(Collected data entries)
===============

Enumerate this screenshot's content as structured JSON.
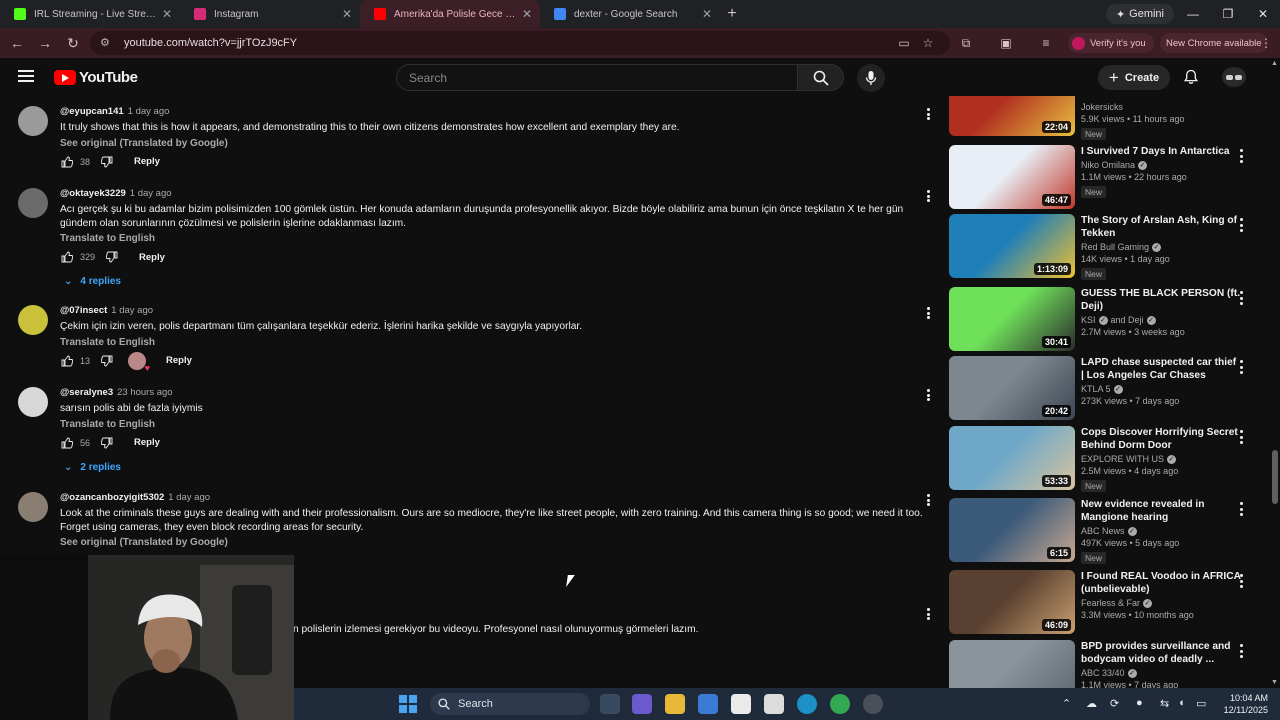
{
  "browser": {
    "tabs": [
      {
        "title": "IRL Streaming - Live Streams on",
        "favicon": "kick-logo-icon",
        "color": "#53fc18",
        "active": false
      },
      {
        "title": "Instagram",
        "favicon": "instagram-logo-icon",
        "color": "#d62976",
        "active": false
      },
      {
        "title": "Amerika'da Polisle Gece Devriye",
        "favicon": "youtube-logo-icon",
        "color": "#ff0000",
        "active": true
      },
      {
        "title": "dexter - Google Search",
        "favicon": "google-logo-icon",
        "color": "#4285f4",
        "active": false
      }
    ],
    "gemini_label": "Gemini",
    "url": "youtube.com/watch?v=jjrTOzJ9cFY",
    "verify_label": "Verify it's you",
    "update_label": "New Chrome available"
  },
  "youtube": {
    "logo_text": "YouTube",
    "search_placeholder": "Search",
    "create_label": "Create"
  },
  "comments": [
    {
      "handle": "@eyupcan141",
      "time": "1 day ago",
      "text": "It truly shows that this is how it appears, and demonstrating this to their own citizens demonstrates how excellent and exemplary they are.",
      "link": "See original (Translated by Google)",
      "likes": "38",
      "reply": "Reply",
      "replies": ""
    },
    {
      "handle": "@oktayek3229",
      "time": "1 day ago",
      "text": "Acı gerçek şu ki bu adamlar bizim polisimizden 100 gömlek üstün. Her konuda adamların duruşunda profesyonellik akıyor. Bizde böyle olabiliriz ama bunun için önce teşkilatın X te her gün gündem olan sorunlarının çözülmesi ve polislerin işlerine odaklanması lazım.",
      "link": "Translate to English",
      "likes": "329",
      "reply": "Reply",
      "replies": "4 replies"
    },
    {
      "handle": "@07insect",
      "time": "1 day ago",
      "text": "Çekim için izin veren, polis departmanı tüm çalışanlara teşekkür ederiz. İşlerini harika şekilde ve saygıyla yapıyorlar.",
      "link": "Translate to English",
      "likes": "13",
      "reply": "Reply",
      "replies": ""
    },
    {
      "handle": "@seralyne3",
      "time": "23 hours ago",
      "text": "sarısın polis abi de fazla iyiymis",
      "link": "Translate to English",
      "likes": "56",
      "reply": "Reply",
      "replies": "2 replies"
    },
    {
      "handle": "@ozancanbozyigit5302",
      "time": "1 day ago",
      "text": "Look at the criminals these guys are dealing with and their professionalism. Ours are so mediocre, they're like street people, with zero training. And this camera thing is so good; we need it too. Forget using cameras, they even block recording areas for security.",
      "link": "See original (Translated by Google)",
      "likes": "",
      "reply": "",
      "replies": ""
    },
    {
      "handle": "",
      "time": "",
      "text": "n polislerin izlemesi gerekiyor bu videoyu. Profesyonel nasıl olunuyormuş görmeleri lazım.",
      "link": "",
      "likes": "",
      "reply": "",
      "replies": ""
    }
  ],
  "sidebar": [
    {
      "title": "",
      "channel": "Jokersicks",
      "verified": false,
      "meta": "5.9K views • 11 hours ago",
      "badge": "New",
      "duration": "22:04",
      "thumb": [
        "#b03020",
        "#e8c040"
      ]
    },
    {
      "title": "I Survived 7 Days In Antarctica",
      "channel": "Niko Omilana",
      "verified": true,
      "meta": "1.1M views • 22 hours ago",
      "badge": "New",
      "duration": "46:47",
      "thumb": [
        "#e8eef5",
        "#c0392b"
      ]
    },
    {
      "title": "The Story of Arslan Ash, King of Tekken",
      "channel": "Red Bull Gaming",
      "verified": true,
      "meta": "14K views • 1 day ago",
      "badge": "New",
      "duration": "1:13:09",
      "thumb": [
        "#1f7fb8",
        "#f0c030"
      ]
    },
    {
      "title": "GUESS THE BLACK PERSON (ft. Deji)",
      "channel": "KSI",
      "verified": true,
      "channel2": "and Deji",
      "meta": "2.7M views • 3 weeks ago",
      "badge": "",
      "duration": "30:41",
      "thumb": [
        "#6fe05a",
        "#2b2b2b"
      ]
    },
    {
      "title": "LAPD chase suspected car thief | Los Angeles Car Chases",
      "channel": "KTLA 5",
      "verified": true,
      "meta": "273K views • 7 days ago",
      "badge": "",
      "duration": "20:42",
      "thumb": [
        "#7d8790",
        "#3b4650"
      ]
    },
    {
      "title": "Cops Discover Horrifying Secret Behind Dorm Door",
      "channel": "EXPLORE WITH US",
      "verified": true,
      "meta": "2.5M views • 4 days ago",
      "badge": "New",
      "duration": "53:33",
      "thumb": [
        "#6fa8c8",
        "#d9c4a0"
      ]
    },
    {
      "title": "New evidence revealed in Mangione hearing",
      "channel": "ABC News",
      "verified": true,
      "meta": "497K views • 5 days ago",
      "badge": "New",
      "duration": "6:15",
      "thumb": [
        "#3c5a7a",
        "#c8a890"
      ]
    },
    {
      "title": "I Found REAL Voodoo in AFRICA (unbelievable)",
      "channel": "Fearless & Far",
      "verified": true,
      "meta": "3.3M views • 10 months ago",
      "badge": "",
      "duration": "46:09",
      "thumb": [
        "#5a4030",
        "#c8a070"
      ]
    },
    {
      "title": "BPD provides surveillance and bodycam video of deadly ...",
      "channel": "ABC 33/40",
      "verified": true,
      "meta": "1.1M views • 7 days ago",
      "badge": "",
      "duration": "",
      "thumb": [
        "#8a949c",
        "#5c666e"
      ]
    }
  ],
  "taskbar": {
    "search_label": "Search",
    "time": "10:04 AM",
    "date": "12/11/2025"
  }
}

===============

» **Directions**
Determine the number of lines where the string "handle" occurs, and give that number only.

» **Result for this exercise**
6